▶ _Task statement_
Reproduce the records below exactly, leaving out any pictures.
============
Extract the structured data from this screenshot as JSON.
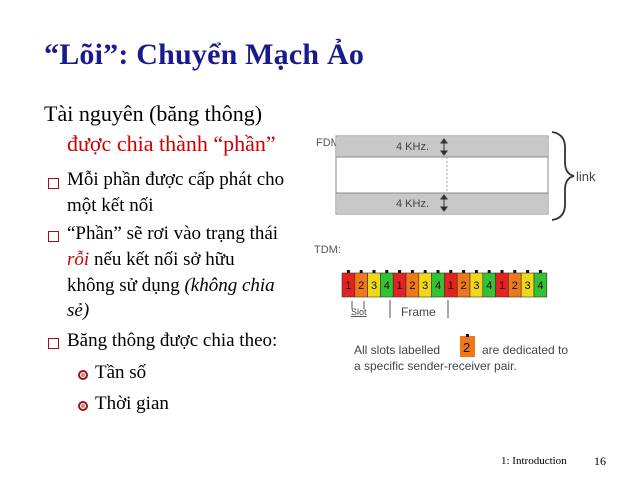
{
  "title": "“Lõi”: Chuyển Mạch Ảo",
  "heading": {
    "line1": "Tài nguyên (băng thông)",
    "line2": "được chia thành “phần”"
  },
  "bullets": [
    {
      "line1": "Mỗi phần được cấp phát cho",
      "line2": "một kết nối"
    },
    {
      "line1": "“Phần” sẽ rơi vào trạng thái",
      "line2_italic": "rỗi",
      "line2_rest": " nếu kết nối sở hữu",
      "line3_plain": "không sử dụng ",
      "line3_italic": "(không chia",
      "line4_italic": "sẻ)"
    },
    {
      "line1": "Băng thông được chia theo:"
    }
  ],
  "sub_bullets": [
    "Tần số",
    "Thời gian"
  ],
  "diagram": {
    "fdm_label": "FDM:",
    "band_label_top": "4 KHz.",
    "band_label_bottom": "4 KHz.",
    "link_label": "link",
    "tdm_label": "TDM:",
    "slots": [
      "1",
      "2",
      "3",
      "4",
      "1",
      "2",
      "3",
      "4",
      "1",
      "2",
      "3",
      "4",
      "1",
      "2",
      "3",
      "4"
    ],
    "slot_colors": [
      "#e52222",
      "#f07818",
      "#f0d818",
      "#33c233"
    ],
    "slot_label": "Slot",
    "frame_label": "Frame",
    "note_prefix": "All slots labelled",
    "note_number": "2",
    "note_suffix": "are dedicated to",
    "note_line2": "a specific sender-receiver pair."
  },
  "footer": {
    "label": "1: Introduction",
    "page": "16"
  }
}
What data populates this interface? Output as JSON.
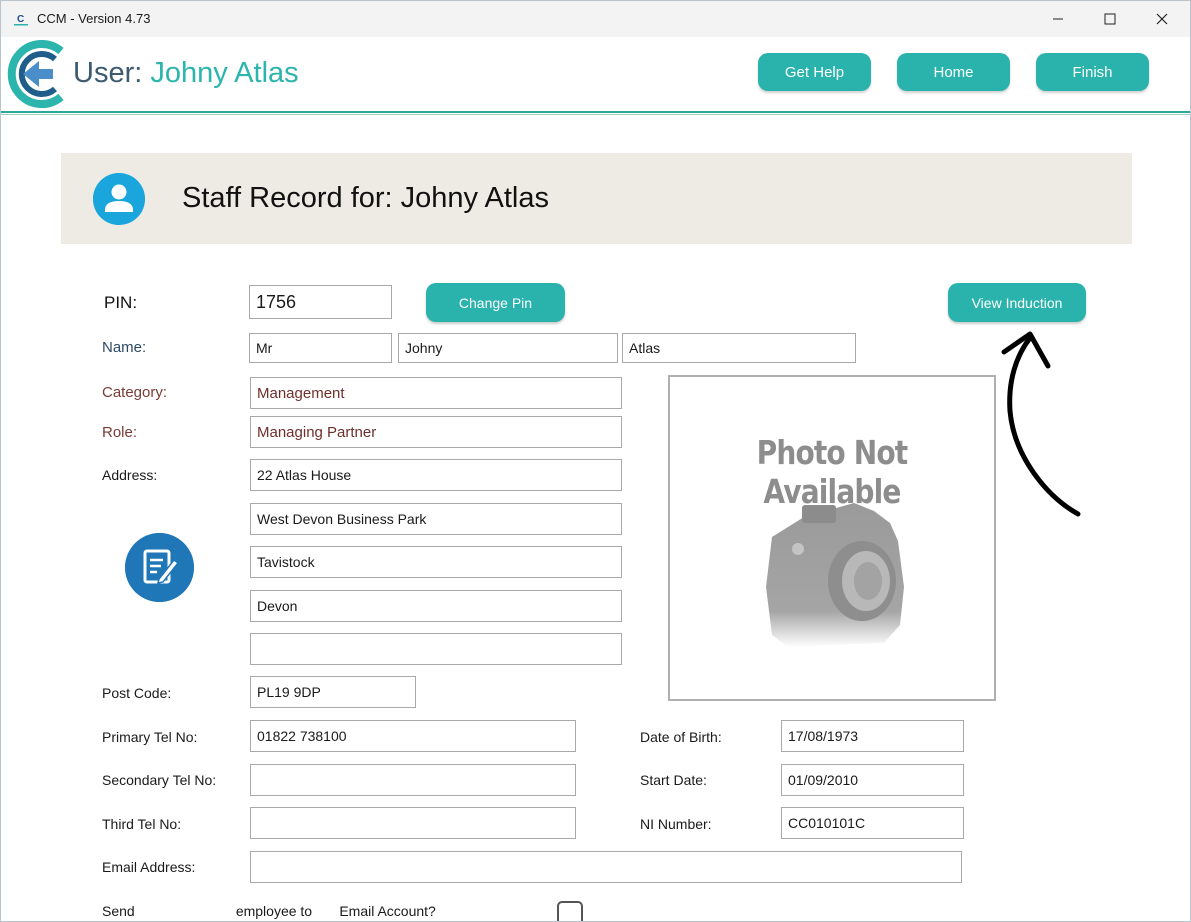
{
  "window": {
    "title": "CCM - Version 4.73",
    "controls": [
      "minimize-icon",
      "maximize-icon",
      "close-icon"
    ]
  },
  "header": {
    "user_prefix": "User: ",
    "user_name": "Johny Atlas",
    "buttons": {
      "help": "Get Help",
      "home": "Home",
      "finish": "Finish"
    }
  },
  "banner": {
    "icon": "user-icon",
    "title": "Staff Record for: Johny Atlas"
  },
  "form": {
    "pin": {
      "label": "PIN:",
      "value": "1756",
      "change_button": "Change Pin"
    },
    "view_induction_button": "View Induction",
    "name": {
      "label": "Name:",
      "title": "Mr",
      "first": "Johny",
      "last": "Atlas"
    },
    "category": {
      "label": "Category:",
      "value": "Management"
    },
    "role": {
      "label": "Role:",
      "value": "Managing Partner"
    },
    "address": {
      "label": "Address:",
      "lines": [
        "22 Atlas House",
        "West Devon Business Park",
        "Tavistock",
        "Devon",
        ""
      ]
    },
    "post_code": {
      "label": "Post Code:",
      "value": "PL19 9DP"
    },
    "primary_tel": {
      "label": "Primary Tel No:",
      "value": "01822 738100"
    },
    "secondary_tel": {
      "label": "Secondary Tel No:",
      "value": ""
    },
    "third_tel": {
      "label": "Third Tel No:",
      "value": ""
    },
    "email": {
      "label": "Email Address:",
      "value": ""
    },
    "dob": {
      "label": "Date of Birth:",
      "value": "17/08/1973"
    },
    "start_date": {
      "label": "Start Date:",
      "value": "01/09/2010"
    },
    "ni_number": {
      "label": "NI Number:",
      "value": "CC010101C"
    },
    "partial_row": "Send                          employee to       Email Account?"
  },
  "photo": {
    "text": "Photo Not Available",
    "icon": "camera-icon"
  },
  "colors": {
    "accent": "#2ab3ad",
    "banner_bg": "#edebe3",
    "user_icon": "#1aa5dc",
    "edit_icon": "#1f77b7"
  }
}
============
▶ _Written reply_
Extract the structured data from this screenshot as JSON.
{
  "title": "“Lõi”: Chuyển Mạch Ảo",
  "heading": {
    "line1": "Tài nguyên (băng thông)",
    "line2": "được chia thành “phần”"
  },
  "bullets": [
    {
      "line1": "Mỗi phần được cấp phát cho",
      "line2": "một kết nối"
    },
    {
      "line1": "“Phần” sẽ rơi vào trạng thái",
      "line2_italic": "rỗi",
      "line2_rest": " nếu kết nối sở hữu",
      "line3_plain": "không sử dụng ",
      "line3_italic": "(không chia",
      "line4_italic": "sẻ)"
    },
    {
      "line1": "Băng thông được chia theo:"
    }
  ],
  "sub_bullets": [
    "Tần số",
    "Thời gian"
  ],
  "diagram": {
    "fdm_label": "FDM:",
    "band_label_top": "4 KHz.",
    "band_label_bottom": "4 KHz.",
    "link_label": "link",
    "tdm_label": "TDM:",
    "slots": [
      "1",
      "2",
      "3",
      "4",
      "1",
      "2",
      "3",
      "4",
      "1",
      "2",
      "3",
      "4",
      "1",
      "2",
      "3",
      "4"
    ],
    "slot_colors": [
      "#e52222",
      "#f07818",
      "#f0d818",
      "#33c233"
    ],
    "slot_label": "Slot",
    "frame_label": "Frame",
    "note_prefix": "All slots labelled",
    "note_number": "2",
    "note_suffix": "are dedicated to",
    "note_line2": "a specific sender-receiver pair."
  },
  "footer": {
    "label": "1: Introduction",
    "page": "16"
  }
}
What data populates this interface? Output as JSON.
{
  "window": {
    "title": "CCM - Version 4.73",
    "controls": [
      "minimize-icon",
      "maximize-icon",
      "close-icon"
    ]
  },
  "header": {
    "user_prefix": "User: ",
    "user_name": "Johny Atlas",
    "buttons": {
      "help": "Get Help",
      "home": "Home",
      "finish": "Finish"
    }
  },
  "banner": {
    "icon": "user-icon",
    "title": "Staff Record for: Johny Atlas"
  },
  "form": {
    "pin": {
      "label": "PIN:",
      "value": "1756",
      "change_button": "Change Pin"
    },
    "view_induction_button": "View Induction",
    "name": {
      "label": "Name:",
      "title": "Mr",
      "first": "Johny",
      "last": "Atlas"
    },
    "category": {
      "label": "Category:",
      "value": "Management"
    },
    "role": {
      "label": "Role:",
      "value": "Managing Partner"
    },
    "address": {
      "label": "Address:",
      "lines": [
        "22 Atlas House",
        "West Devon Business Park",
        "Tavistock",
        "Devon",
        ""
      ]
    },
    "post_code": {
      "label": "Post Code:",
      "value": "PL19 9DP"
    },
    "primary_tel": {
      "label": "Primary Tel No:",
      "value": "01822 738100"
    },
    "secondary_tel": {
      "label": "Secondary Tel No:",
      "value": ""
    },
    "third_tel": {
      "label": "Third Tel No:",
      "value": ""
    },
    "email": {
      "label": "Email Address:",
      "value": ""
    },
    "dob": {
      "label": "Date of Birth:",
      "value": "17/08/1973"
    },
    "start_date": {
      "label": "Start Date:",
      "value": "01/09/2010"
    },
    "ni_number": {
      "label": "NI Number:",
      "value": "CC010101C"
    },
    "partial_row": "Send                          employee to       Email Account?"
  },
  "photo": {
    "text": "Photo Not Available",
    "icon": "camera-icon"
  },
  "colors": {
    "accent": "#2ab3ad",
    "banner_bg": "#edebe3",
    "user_icon": "#1aa5dc",
    "edit_icon": "#1f77b7"
  }
}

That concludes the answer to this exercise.